_Instructions for the task_
Write the records out again, keeping each line exactly as it is.

(Collected data)
....................
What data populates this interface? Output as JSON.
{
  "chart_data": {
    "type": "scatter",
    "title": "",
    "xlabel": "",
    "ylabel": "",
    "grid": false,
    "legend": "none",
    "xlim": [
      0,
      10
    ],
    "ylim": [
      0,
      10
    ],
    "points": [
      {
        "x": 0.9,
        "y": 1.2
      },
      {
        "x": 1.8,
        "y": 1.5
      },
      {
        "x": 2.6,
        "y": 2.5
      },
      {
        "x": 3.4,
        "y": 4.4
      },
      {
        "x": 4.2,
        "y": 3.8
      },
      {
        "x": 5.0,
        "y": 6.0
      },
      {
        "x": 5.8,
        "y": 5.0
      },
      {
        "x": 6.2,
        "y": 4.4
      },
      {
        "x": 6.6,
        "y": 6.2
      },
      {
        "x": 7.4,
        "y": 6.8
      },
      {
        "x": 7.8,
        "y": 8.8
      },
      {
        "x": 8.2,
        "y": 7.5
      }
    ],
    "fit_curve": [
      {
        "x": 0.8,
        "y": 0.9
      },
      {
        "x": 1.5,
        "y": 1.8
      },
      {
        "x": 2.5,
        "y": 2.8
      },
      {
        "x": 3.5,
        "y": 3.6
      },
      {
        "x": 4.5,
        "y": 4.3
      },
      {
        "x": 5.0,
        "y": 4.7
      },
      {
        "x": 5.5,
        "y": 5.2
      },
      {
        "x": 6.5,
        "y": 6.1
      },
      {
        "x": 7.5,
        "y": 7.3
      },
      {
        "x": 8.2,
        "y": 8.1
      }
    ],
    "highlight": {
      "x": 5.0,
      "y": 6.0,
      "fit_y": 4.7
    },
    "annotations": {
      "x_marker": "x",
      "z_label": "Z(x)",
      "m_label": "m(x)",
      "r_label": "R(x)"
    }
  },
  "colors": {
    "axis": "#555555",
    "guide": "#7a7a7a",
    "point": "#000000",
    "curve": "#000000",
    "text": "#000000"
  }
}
....................
_Full response_
What data populates this interface? Output as JSON.
{
  "chart_data": {
    "type": "scatter",
    "title": "",
    "xlabel": "",
    "ylabel": "",
    "grid": false,
    "legend": "none",
    "xlim": [
      0,
      10
    ],
    "ylim": [
      0,
      10
    ],
    "points": [
      {
        "x": 0.9,
        "y": 1.2
      },
      {
        "x": 1.8,
        "y": 1.5
      },
      {
        "x": 2.6,
        "y": 2.5
      },
      {
        "x": 3.4,
        "y": 4.4
      },
      {
        "x": 4.2,
        "y": 3.8
      },
      {
        "x": 5.0,
        "y": 6.0
      },
      {
        "x": 5.8,
        "y": 5.0
      },
      {
        "x": 6.2,
        "y": 4.4
      },
      {
        "x": 6.6,
        "y": 6.2
      },
      {
        "x": 7.4,
        "y": 6.8
      },
      {
        "x": 7.8,
        "y": 8.8
      },
      {
        "x": 8.2,
        "y": 7.5
      }
    ],
    "fit_curve": [
      {
        "x": 0.8,
        "y": 0.9
      },
      {
        "x": 1.5,
        "y": 1.8
      },
      {
        "x": 2.5,
        "y": 2.8
      },
      {
        "x": 3.5,
        "y": 3.6
      },
      {
        "x": 4.5,
        "y": 4.3
      },
      {
        "x": 5.0,
        "y": 4.7
      },
      {
        "x": 5.5,
        "y": 5.2
      },
      {
        "x": 6.5,
        "y": 6.1
      },
      {
        "x": 7.5,
        "y": 7.3
      },
      {
        "x": 8.2,
        "y": 8.1
      }
    ],
    "highlight": {
      "x": 5.0,
      "y": 6.0,
      "fit_y": 4.7
    },
    "annotations": {
      "x_marker": "x",
      "z_label": "Z(x)",
      "m_label": "m(x)",
      "r_label": "R(x)"
    }
  },
  "colors": {
    "axis": "#555555",
    "guide": "#7a7a7a",
    "point": "#000000",
    "curve": "#000000",
    "text": "#000000"
  }
}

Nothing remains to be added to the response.